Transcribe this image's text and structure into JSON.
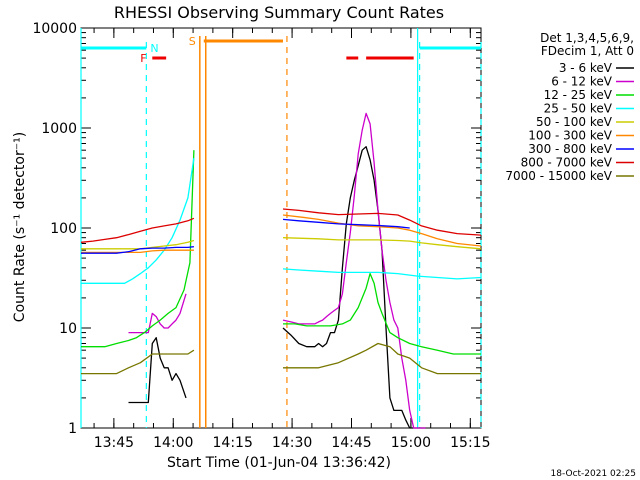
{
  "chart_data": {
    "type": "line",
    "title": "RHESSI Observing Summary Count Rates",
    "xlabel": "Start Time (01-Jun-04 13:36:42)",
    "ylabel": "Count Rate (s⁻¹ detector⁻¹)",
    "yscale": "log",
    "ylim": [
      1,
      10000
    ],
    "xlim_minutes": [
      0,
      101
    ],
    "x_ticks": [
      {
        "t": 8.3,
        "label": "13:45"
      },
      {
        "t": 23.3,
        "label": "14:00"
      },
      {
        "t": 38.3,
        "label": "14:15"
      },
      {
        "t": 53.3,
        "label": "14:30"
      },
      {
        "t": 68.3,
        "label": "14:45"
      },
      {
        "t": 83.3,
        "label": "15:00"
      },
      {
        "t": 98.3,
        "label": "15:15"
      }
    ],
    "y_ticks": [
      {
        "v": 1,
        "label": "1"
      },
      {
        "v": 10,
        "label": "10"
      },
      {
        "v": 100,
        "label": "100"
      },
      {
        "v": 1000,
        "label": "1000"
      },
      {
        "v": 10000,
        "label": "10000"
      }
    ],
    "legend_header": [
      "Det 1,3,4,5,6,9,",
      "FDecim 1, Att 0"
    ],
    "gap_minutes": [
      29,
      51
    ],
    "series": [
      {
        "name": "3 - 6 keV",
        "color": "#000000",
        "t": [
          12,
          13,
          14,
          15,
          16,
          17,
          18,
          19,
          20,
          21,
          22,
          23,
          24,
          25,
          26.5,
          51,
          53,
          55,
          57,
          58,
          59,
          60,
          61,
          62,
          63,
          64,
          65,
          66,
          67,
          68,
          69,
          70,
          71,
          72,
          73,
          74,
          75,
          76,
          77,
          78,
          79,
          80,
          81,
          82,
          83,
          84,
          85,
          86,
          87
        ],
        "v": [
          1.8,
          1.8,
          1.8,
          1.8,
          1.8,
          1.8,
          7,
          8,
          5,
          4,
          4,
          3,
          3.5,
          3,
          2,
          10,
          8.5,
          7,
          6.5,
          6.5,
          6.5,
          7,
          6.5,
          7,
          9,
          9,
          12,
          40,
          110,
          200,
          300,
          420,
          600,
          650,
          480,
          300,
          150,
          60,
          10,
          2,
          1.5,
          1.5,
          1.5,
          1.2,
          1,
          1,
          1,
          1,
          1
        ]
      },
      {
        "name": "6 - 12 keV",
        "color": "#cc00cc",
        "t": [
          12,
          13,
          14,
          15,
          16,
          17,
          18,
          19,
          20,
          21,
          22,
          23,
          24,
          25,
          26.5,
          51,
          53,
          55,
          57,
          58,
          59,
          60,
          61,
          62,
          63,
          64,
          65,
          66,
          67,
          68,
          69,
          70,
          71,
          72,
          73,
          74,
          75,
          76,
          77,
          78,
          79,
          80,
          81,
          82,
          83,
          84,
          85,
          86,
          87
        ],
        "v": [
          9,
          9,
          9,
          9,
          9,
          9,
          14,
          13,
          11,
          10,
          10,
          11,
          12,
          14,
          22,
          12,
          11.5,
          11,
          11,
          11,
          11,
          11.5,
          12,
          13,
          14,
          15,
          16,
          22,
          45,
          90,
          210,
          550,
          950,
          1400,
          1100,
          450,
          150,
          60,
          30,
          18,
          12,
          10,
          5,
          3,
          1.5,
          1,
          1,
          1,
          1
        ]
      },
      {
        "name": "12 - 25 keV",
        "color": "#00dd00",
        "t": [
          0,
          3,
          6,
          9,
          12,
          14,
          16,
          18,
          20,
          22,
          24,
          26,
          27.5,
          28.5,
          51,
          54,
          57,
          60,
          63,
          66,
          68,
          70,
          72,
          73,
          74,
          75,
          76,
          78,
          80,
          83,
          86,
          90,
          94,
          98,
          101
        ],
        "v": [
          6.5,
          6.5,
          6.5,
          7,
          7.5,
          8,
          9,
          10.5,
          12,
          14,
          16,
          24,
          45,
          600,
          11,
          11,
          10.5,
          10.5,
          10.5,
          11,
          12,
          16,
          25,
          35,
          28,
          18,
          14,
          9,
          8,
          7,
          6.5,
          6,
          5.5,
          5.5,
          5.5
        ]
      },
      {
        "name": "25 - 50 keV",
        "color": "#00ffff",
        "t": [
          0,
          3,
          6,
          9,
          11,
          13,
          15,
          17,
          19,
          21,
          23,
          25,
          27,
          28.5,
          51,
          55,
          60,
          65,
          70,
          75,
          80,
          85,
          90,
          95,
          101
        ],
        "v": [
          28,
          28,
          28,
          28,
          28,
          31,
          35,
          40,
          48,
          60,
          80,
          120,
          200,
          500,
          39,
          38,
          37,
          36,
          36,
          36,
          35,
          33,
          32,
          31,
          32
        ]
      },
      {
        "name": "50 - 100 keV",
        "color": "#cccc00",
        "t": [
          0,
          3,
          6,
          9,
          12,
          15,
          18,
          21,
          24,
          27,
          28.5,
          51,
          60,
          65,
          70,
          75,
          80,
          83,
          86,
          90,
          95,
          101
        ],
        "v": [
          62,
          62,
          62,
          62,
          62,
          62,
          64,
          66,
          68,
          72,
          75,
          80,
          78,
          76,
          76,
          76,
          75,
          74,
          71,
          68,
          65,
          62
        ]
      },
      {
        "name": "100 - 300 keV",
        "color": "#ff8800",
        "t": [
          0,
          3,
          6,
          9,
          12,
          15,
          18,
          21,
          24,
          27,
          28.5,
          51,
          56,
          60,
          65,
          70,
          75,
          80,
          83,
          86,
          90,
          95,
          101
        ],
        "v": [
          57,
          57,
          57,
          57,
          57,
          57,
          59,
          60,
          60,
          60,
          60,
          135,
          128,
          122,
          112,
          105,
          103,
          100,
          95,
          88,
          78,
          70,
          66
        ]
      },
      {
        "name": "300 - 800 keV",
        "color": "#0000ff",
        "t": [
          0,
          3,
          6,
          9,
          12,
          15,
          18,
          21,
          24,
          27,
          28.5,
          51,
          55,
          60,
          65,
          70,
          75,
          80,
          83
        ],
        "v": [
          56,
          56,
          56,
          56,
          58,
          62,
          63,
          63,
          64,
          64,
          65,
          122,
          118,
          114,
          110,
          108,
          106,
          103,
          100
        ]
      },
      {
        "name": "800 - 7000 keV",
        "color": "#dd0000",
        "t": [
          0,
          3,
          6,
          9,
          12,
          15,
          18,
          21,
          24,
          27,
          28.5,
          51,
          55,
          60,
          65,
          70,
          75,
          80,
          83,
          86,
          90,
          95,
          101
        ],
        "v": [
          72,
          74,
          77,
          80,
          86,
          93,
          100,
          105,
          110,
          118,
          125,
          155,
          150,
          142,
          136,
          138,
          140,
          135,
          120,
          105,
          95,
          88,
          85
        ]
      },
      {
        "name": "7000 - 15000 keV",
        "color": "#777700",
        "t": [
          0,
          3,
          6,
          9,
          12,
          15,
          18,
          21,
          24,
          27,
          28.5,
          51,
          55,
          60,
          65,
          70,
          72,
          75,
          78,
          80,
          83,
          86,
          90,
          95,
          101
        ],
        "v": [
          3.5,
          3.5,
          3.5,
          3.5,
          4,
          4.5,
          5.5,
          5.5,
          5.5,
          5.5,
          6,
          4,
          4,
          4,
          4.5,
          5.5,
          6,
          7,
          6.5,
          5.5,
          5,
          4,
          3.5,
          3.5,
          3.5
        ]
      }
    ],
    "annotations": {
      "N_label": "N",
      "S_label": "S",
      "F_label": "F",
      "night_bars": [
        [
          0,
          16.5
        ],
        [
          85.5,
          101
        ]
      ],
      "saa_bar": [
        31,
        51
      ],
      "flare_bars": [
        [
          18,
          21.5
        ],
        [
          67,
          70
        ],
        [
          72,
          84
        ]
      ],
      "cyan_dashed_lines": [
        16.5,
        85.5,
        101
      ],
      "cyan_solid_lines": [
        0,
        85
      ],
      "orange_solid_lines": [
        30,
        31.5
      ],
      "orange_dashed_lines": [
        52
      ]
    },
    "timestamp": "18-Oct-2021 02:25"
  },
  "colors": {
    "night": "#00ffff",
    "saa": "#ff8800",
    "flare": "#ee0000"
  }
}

#####

*Task description:*
Go over the data above and copy every line that has the word "name" in it.

*Task solution:*
        "name": "3 - 6 keV",
        "name": "6 - 12 keV",
        "name": "12 - 25 keV",
        "name": "25 - 50 keV",
        "name": "50 - 100 keV",
        "name": "100 - 300 keV",
        "name": "300 - 800 keV",
        "name": "800 - 7000 keV",
        "name": "7000 - 15000 keV",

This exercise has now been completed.